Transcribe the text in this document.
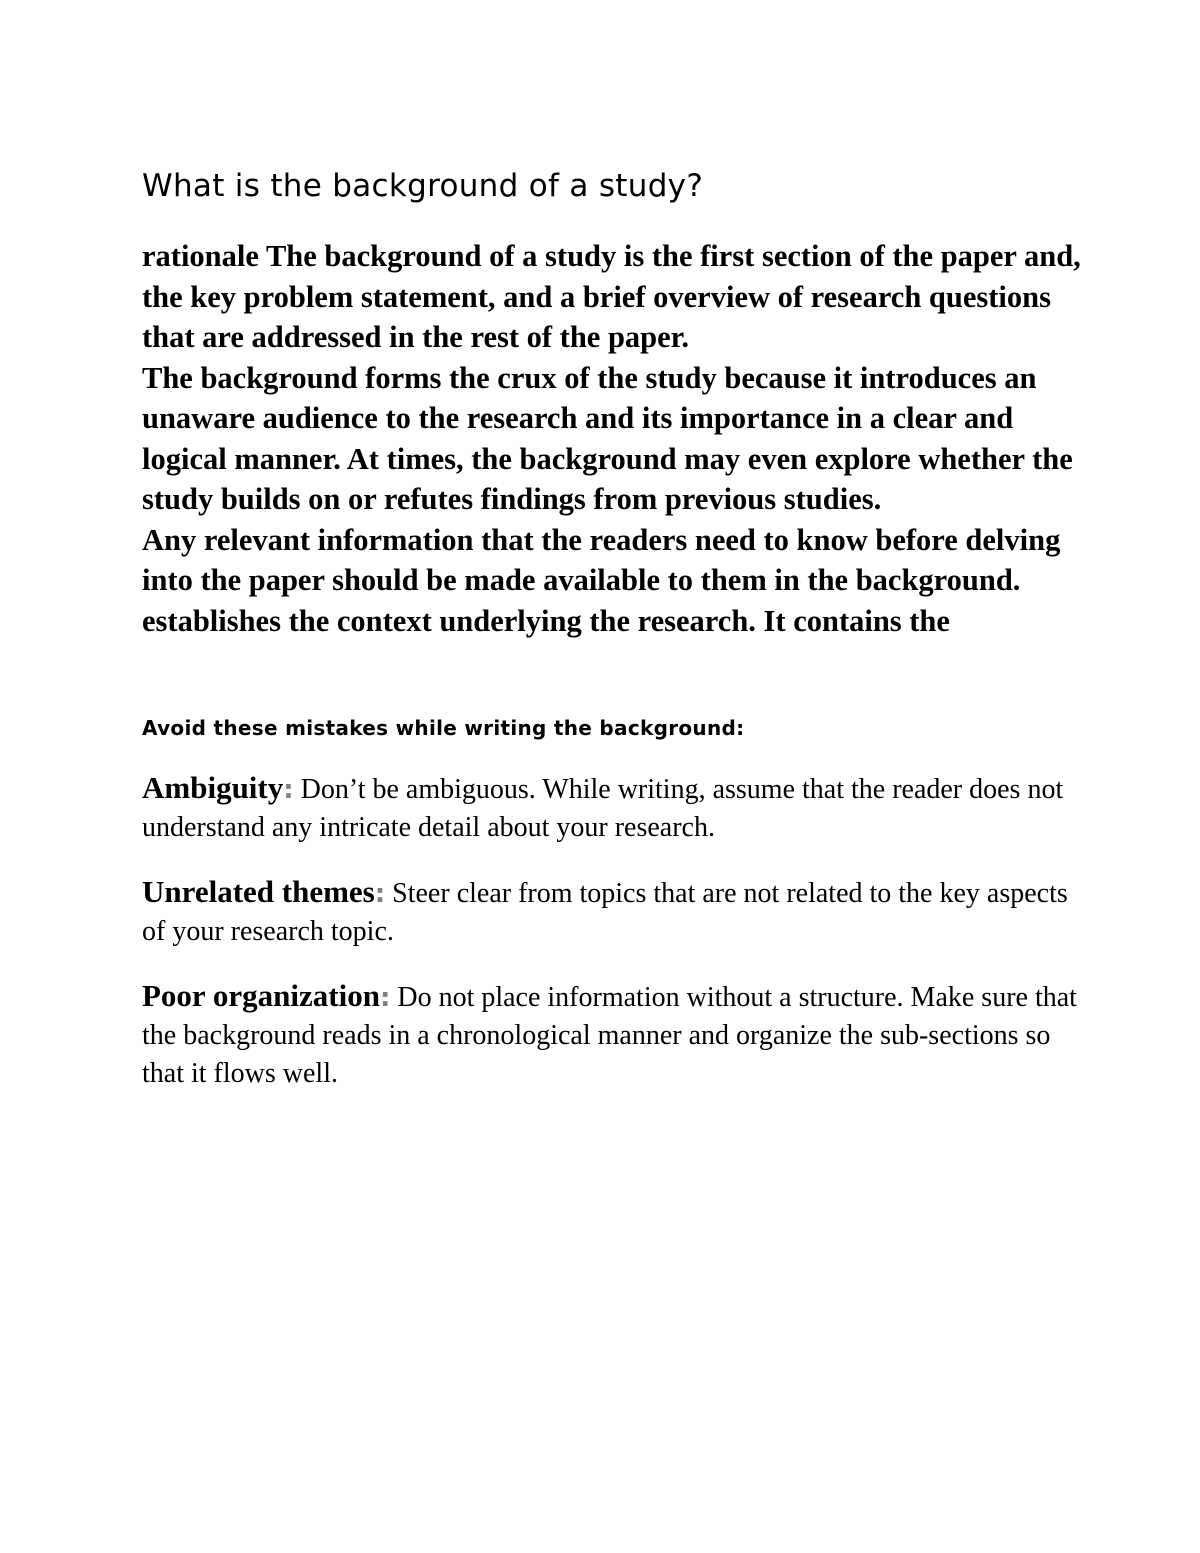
What is the background of a study?

rationale The background of a study is the first section of the paper and, the key problem statement, and a brief overview of research questions that are addressed in the rest of the paper.

The background forms the crux of the study because it introduces an unaware audience to the research and its importance in a clear and logical manner. At times, the background may even explore whether the study builds on or refutes findings from previous studies.

Any relevant information that the readers need to know before delving into the paper should be made available to them in the background. establishes the context underlying the research. It contains the

Avoid these mistakes while writing the background:

Ambiguity: Don’t be ambiguous. While writing, assume that the reader does not understand any intricate detail about your research.

Unrelated themes: Steer clear from topics that are not related to the key aspects of your research topic.

Poor organization: Do not place information without a structure. Make sure that the background reads in a chronological manner and organize the sub-sections so that it flows well.
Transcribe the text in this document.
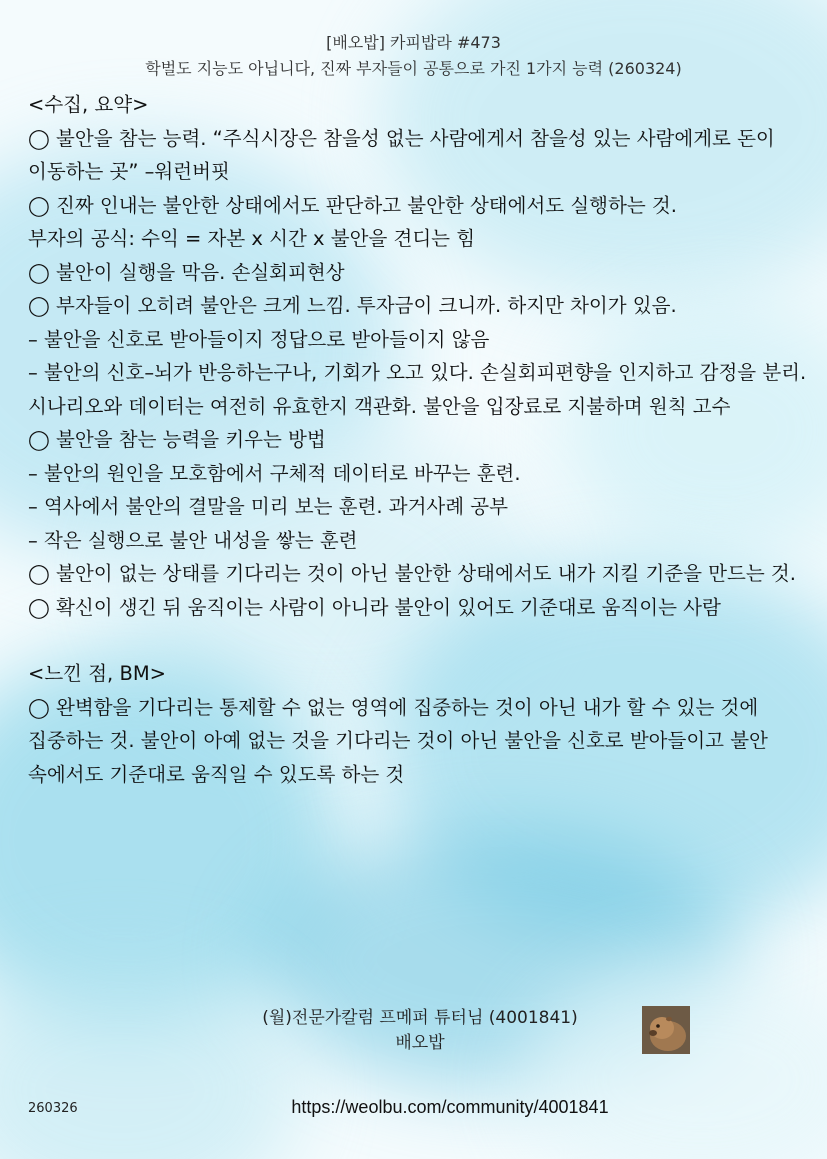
[배오밥] 카피밥라 #473
학벌도 지능도 아닙니다, 진짜 부자들이 공통으로 가진 1가지 능력 (260324)

<수집, 요약>

◯ 불안을 참는 능력. “주식시장은 참을성 없는 사람에게서 참을성 있는 사람에게로 돈이 이동하는 곳” –워런버핏

◯ 진짜 인내는 불안한 상태에서도 판단하고 불안한 상태에서도 실행하는 것.

부자의 공식: 수익 = 자본 x 시간 x 불안을 견디는 힘

◯ 불안이 실행을 막음. 손실회피현상

◯ 부자들이 오히려 불안은 크게 느낌. 투자금이 크니까. 하지만 차이가 있음.

– 불안을 신호로 받아들이지 정답으로 받아들이지 않음

– 불안의 신호–뇌가 반응하는구나, 기회가 오고 있다. 손실회피편향을 인지하고 감정을 분리. 시나리오와 데이터는 여전히 유효한지 객관화. 불안을 입장료로 지불하며 원칙 고수

◯ 불안을 참는 능력을 키우는 방법

– 불안의 원인을 모호함에서 구체적 데이터로 바꾸는 훈련.

– 역사에서 불안의 결말을 미리 보는 훈련. 과거사례 공부

– 작은 실행으로 불안 내성을 쌓는 훈련

◯ 불안이 없는 상태를 기다리는 것이 아닌 불안한 상태에서도 내가 지킬 기준을 만드는 것.

◯ 확신이 생긴 뒤 움직이는 사람이 아니라 불안이 있어도 기준대로 움직이는 사람

<느낀 점, BM>

◯ 완벽함을 기다리는 통제할 수 없는 영역에 집중하는 것이 아닌 내가 할 수 있는 것에 집중하는 것. 불안이 아예 없는 것을 기다리는 것이 아닌 불안을 신호로 받아들이고 불안 속에서도 기준대로 움직일 수 있도록 하는 것

(월)전문가칼럼 프메퍼 튜터님 (4001841)
배오밥
260326	https://weolbu.com/community/4001841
+---+
● **Job**: The required output is the number of lines containing the word "your", and nothing besides.

● **Solution for this problem**: 2